[Begin]

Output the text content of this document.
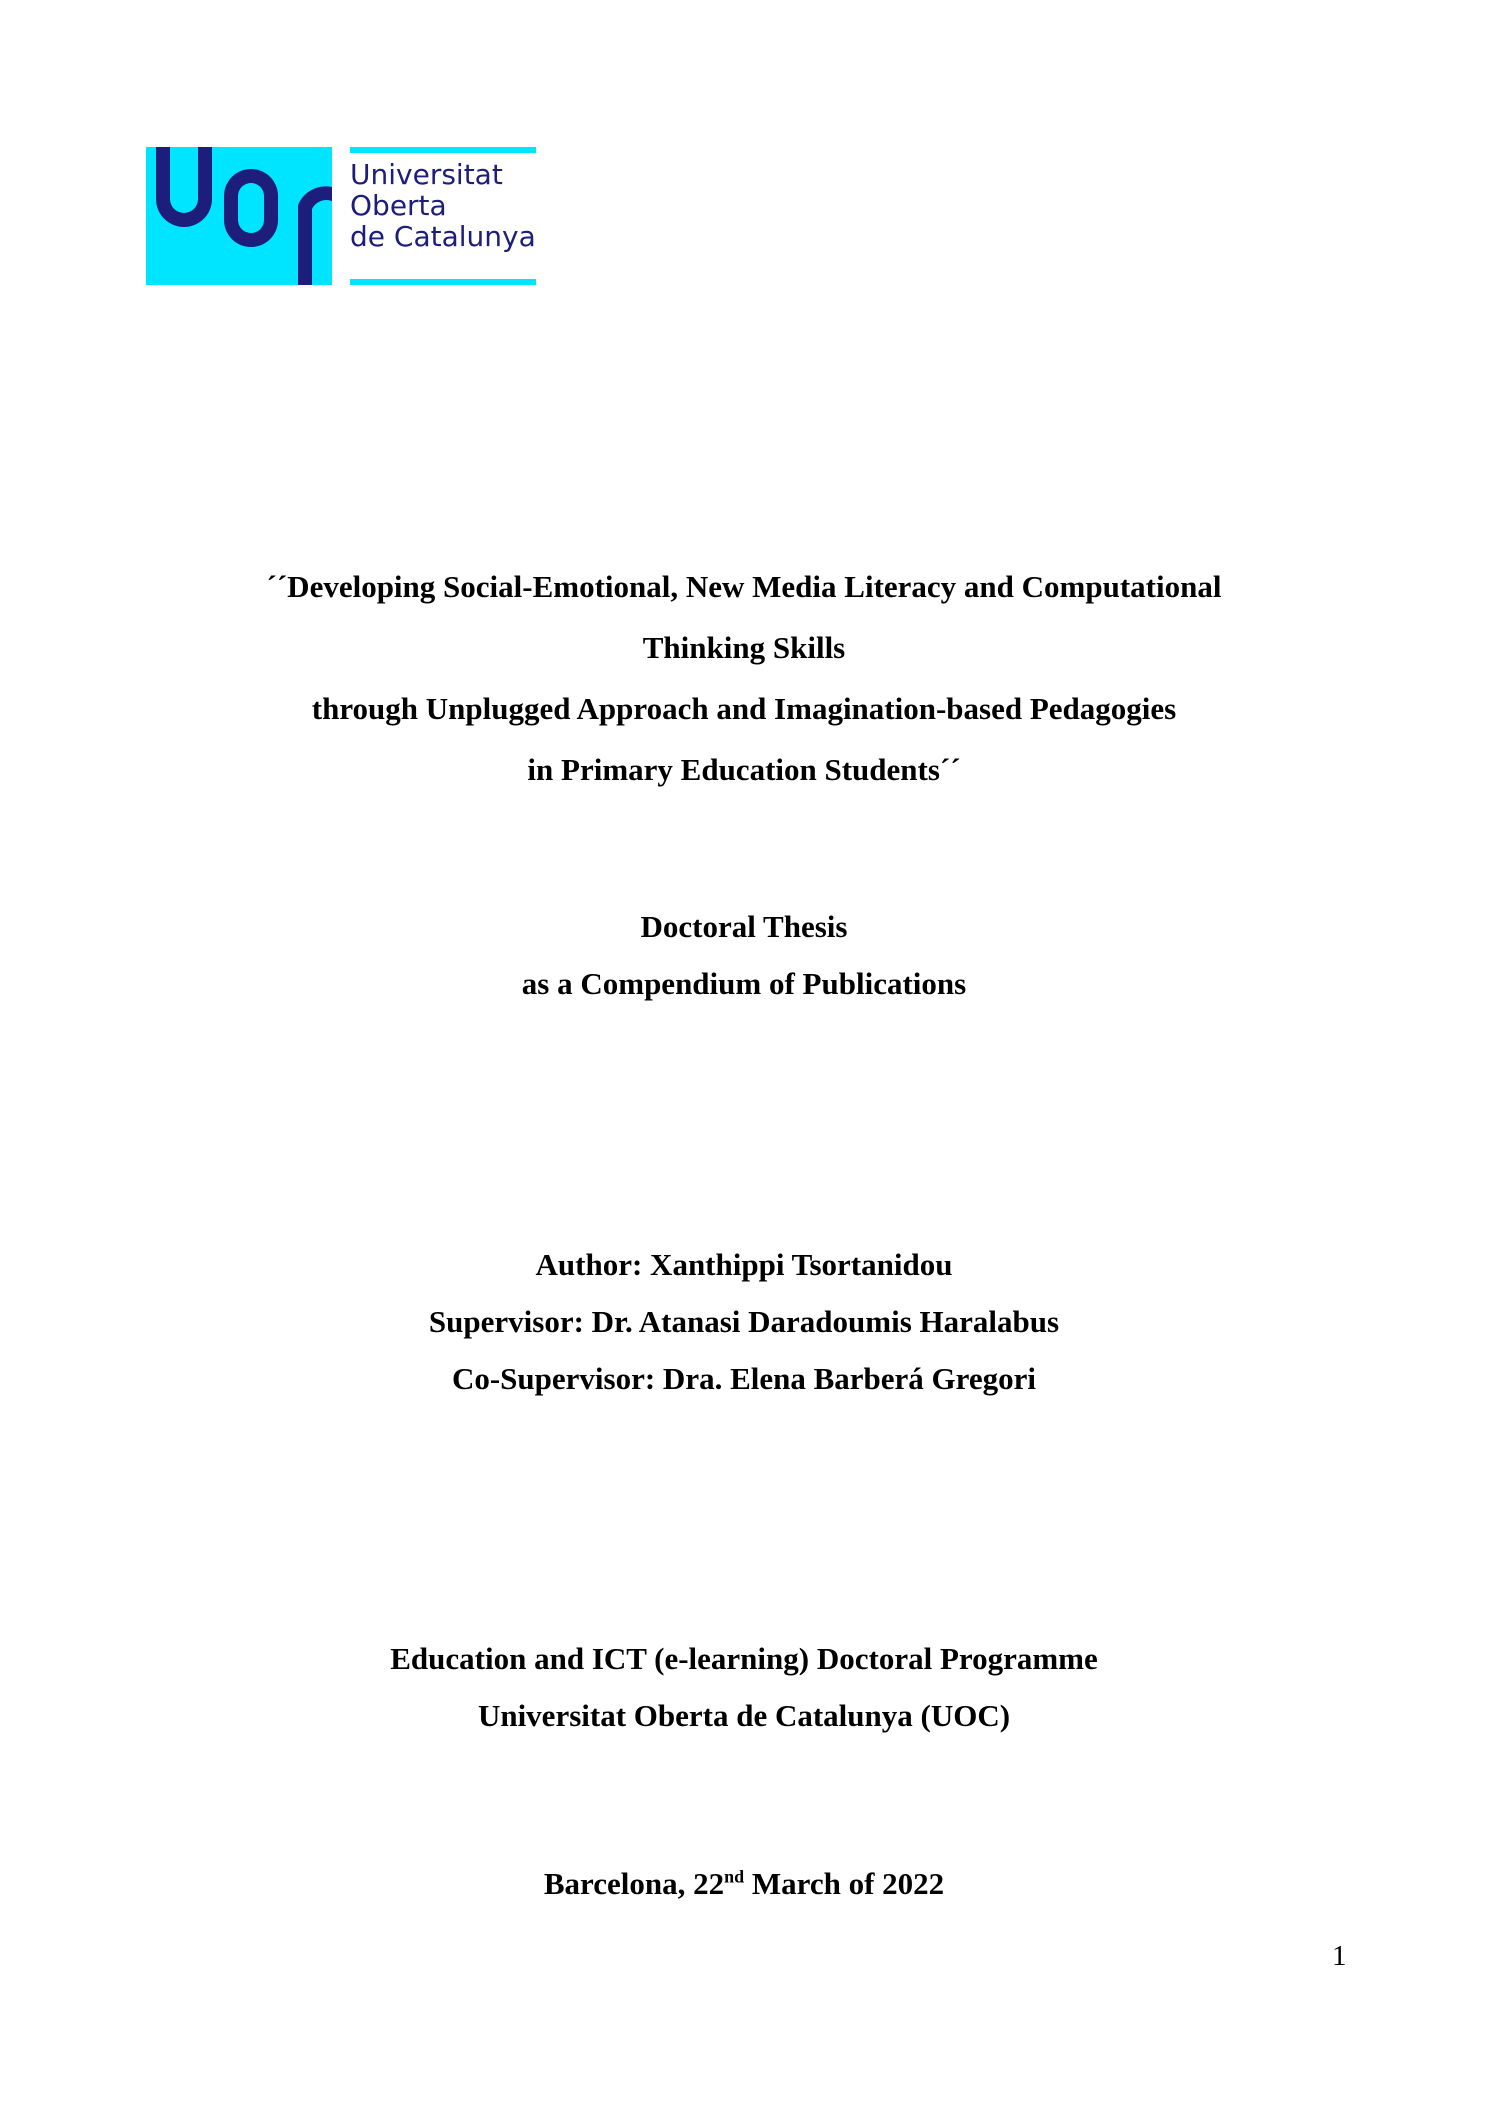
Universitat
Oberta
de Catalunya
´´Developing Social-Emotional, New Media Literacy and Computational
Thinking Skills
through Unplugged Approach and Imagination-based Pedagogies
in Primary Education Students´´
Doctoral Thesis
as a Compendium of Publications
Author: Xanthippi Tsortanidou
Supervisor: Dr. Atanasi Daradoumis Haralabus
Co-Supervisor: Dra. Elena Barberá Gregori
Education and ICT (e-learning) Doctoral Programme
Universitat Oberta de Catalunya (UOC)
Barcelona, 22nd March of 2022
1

[End]

**THE REQUEST**
Without the pictures, repeat all the records word for word.

**EXPECTED ANSWER**
Output the text content of this document.
Universitat
Oberta
de Catalunya
´´Developing Social-Emotional, New Media Literacy and Computational
Thinking Skills
through Unplugged Approach and Imagination-based Pedagogies
in Primary Education Students´´
Doctoral Thesis
as a Compendium of Publications
Author: Xanthippi Tsortanidou
Supervisor: Dr. Atanasi Daradoumis Haralabus
Co-Supervisor: Dra. Elena Barberá Gregori
Education and ICT (e-learning) Doctoral Programme
Universitat Oberta de Catalunya (UOC)
Barcelona, 22nd March of 2022
1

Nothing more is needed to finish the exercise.